* What is required: From the entries below, pull out each line where "concepts" appears.

* The records:
========

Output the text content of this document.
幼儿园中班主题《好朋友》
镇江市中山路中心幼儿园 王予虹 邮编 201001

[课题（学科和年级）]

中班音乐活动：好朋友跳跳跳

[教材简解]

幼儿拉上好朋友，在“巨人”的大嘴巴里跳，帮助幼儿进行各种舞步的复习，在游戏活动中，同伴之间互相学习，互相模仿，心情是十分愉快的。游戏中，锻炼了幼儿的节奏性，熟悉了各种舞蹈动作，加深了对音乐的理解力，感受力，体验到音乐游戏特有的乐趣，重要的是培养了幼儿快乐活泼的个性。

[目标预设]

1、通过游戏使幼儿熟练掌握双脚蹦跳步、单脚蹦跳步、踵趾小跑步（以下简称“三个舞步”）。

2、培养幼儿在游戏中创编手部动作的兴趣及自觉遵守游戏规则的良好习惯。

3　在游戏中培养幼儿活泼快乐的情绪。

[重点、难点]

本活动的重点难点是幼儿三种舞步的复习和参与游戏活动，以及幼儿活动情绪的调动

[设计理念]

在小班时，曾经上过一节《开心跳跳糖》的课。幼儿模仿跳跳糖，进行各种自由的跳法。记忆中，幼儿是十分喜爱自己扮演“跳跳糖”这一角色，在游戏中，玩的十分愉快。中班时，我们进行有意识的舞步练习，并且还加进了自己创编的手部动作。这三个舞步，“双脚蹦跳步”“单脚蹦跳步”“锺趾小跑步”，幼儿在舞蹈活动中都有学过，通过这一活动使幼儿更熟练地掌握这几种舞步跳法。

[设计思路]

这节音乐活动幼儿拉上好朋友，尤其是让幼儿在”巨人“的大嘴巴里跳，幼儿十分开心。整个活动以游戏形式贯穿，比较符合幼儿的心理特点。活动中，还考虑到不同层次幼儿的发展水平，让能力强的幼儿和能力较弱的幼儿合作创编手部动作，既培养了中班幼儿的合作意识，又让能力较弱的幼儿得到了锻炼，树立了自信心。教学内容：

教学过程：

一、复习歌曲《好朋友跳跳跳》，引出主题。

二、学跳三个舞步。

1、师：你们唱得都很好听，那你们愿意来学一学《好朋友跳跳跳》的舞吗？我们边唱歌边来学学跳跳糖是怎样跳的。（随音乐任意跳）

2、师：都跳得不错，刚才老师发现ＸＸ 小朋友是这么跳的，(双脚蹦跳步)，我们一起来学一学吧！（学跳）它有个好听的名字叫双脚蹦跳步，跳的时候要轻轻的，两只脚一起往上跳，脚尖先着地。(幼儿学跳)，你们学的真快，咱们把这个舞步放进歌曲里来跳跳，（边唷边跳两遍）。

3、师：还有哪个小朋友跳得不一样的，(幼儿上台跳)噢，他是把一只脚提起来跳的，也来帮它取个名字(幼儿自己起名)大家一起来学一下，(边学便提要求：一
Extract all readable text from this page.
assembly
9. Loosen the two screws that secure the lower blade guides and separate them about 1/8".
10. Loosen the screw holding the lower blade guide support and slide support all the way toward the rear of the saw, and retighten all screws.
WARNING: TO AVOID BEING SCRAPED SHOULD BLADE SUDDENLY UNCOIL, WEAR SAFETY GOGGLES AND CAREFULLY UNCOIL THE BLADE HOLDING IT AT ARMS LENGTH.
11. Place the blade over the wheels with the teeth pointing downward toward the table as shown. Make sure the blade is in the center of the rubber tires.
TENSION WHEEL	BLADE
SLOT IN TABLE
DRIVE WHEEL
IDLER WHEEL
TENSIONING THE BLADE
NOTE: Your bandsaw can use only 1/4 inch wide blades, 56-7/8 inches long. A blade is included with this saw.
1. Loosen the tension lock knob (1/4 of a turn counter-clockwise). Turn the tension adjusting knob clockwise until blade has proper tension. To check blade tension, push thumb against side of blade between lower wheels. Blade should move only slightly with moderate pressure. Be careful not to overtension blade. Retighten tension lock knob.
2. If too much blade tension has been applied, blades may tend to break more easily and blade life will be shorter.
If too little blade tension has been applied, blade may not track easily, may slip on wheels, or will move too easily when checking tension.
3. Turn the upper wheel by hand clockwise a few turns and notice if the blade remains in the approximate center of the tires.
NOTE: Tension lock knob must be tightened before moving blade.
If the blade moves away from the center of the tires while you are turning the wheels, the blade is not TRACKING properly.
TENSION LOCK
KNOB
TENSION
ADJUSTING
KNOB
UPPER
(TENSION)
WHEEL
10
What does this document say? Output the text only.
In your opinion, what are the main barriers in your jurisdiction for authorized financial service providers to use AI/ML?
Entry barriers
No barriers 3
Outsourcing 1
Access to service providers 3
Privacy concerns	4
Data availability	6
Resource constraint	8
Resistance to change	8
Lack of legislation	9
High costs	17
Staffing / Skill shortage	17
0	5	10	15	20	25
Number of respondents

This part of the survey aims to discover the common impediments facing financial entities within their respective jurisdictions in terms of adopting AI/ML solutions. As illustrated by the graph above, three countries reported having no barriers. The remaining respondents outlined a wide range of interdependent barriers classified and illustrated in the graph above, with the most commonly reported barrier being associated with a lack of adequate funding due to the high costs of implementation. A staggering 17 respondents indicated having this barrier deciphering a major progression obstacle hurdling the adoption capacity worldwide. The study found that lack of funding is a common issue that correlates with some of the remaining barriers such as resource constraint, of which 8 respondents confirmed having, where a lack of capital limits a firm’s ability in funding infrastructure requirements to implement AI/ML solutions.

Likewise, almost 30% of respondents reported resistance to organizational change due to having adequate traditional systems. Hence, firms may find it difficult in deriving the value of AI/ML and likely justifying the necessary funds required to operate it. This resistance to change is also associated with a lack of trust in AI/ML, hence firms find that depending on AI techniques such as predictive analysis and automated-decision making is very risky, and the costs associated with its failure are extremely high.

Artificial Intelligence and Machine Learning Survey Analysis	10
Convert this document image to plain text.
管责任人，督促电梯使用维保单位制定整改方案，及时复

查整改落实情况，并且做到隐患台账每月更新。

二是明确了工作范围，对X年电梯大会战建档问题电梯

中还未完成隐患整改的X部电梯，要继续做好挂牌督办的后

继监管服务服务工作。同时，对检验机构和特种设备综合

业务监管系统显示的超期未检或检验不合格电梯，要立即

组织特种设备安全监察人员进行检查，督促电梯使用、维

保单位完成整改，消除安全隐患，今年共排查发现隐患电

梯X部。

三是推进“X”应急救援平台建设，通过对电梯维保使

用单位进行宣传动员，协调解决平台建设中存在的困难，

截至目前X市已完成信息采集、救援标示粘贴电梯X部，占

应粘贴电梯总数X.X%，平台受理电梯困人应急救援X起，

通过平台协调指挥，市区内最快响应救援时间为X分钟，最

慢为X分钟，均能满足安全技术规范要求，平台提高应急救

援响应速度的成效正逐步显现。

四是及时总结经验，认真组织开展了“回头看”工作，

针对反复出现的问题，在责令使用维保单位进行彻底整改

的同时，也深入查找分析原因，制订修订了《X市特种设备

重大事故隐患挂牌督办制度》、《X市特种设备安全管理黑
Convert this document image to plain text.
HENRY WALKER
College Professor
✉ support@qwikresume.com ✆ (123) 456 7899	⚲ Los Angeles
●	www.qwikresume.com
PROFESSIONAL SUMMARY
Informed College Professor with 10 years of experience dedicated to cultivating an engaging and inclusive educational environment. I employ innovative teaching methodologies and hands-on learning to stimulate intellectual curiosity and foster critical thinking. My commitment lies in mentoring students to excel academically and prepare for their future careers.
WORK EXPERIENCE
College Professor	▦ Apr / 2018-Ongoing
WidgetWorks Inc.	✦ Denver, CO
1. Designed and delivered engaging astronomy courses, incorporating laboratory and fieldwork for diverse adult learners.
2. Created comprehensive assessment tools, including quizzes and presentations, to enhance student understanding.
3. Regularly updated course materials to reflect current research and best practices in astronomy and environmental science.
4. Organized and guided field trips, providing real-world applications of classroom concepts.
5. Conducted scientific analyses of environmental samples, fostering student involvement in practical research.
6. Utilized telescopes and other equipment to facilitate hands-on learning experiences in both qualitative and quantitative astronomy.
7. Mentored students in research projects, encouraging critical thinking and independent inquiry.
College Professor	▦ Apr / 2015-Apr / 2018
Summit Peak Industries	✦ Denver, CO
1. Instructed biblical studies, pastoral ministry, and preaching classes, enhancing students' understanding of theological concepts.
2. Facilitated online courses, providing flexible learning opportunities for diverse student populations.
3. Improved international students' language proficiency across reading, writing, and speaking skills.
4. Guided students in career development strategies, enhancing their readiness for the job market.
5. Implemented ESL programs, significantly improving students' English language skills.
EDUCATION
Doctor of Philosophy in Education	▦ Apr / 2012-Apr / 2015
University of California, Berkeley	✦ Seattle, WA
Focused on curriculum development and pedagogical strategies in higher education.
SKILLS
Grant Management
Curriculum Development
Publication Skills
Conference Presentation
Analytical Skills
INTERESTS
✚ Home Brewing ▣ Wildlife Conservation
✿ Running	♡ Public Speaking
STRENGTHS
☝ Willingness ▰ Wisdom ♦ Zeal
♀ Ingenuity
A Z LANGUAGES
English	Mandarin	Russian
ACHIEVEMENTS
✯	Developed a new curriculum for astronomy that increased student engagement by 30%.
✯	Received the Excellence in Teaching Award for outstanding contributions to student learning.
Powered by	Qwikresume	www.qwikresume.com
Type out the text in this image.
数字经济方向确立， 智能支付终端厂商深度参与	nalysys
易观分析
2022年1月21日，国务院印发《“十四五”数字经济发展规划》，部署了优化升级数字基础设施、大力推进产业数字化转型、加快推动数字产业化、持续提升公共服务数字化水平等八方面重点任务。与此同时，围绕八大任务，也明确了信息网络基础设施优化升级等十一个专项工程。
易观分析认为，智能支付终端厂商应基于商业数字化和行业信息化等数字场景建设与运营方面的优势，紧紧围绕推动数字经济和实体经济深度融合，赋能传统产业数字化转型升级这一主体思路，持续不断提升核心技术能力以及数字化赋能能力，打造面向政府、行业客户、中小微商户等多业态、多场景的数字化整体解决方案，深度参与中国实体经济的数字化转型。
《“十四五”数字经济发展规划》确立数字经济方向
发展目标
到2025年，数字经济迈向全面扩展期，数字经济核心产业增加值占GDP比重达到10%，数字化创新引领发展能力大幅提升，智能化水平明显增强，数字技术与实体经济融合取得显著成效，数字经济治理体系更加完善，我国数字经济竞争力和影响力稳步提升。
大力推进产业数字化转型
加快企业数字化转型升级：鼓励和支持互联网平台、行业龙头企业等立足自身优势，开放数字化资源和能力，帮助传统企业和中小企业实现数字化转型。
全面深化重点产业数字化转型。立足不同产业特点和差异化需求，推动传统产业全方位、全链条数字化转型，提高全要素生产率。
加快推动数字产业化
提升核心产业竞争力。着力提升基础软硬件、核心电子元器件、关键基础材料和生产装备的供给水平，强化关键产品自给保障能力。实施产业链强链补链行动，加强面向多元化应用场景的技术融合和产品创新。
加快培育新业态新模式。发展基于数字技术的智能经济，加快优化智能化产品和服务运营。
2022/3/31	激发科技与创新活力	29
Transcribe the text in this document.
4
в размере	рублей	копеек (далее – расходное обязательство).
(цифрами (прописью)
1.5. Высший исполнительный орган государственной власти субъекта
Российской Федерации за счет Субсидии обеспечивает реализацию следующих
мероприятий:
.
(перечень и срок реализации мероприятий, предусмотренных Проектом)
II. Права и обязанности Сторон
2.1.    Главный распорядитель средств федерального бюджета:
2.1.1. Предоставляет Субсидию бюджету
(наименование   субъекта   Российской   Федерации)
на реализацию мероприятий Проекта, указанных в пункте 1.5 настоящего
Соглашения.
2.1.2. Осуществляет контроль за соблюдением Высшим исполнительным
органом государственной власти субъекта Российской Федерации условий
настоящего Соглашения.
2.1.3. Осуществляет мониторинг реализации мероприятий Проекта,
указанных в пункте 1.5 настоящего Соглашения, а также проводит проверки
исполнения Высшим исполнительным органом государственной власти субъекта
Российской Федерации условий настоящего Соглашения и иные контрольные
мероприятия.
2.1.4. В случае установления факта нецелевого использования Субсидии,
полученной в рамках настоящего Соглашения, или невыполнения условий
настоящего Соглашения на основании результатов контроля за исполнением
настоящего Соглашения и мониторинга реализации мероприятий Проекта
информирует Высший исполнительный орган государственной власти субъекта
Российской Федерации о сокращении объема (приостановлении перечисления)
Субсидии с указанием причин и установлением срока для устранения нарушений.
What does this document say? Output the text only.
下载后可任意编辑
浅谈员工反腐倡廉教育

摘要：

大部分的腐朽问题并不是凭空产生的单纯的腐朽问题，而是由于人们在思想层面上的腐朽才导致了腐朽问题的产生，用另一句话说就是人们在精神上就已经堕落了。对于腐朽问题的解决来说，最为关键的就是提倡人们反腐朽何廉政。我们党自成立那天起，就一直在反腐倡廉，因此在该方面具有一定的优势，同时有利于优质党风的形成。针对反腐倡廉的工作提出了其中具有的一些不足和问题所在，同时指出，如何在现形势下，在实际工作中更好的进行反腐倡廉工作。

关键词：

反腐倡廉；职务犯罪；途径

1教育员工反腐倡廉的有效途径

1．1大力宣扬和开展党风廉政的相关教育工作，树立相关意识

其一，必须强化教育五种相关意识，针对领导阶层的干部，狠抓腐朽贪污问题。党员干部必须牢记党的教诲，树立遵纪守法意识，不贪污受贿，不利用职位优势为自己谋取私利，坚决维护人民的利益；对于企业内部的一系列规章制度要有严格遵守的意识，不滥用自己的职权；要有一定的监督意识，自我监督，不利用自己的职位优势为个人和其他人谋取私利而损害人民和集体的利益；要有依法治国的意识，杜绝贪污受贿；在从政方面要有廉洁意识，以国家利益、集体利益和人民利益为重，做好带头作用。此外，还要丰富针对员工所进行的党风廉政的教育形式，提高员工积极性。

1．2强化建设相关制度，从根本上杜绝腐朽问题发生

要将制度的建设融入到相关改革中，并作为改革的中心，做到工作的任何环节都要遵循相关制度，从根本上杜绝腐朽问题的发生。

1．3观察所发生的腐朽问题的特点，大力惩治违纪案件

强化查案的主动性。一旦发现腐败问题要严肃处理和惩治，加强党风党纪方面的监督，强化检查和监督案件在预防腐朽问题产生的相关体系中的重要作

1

========

* Solution for this task:
4. Organized and guided field trips, providing real-world applications of classroom concepts.
1. Instructed biblical studies, pastoral ministry, and preaching classes, enhancing students' understanding of theological concepts.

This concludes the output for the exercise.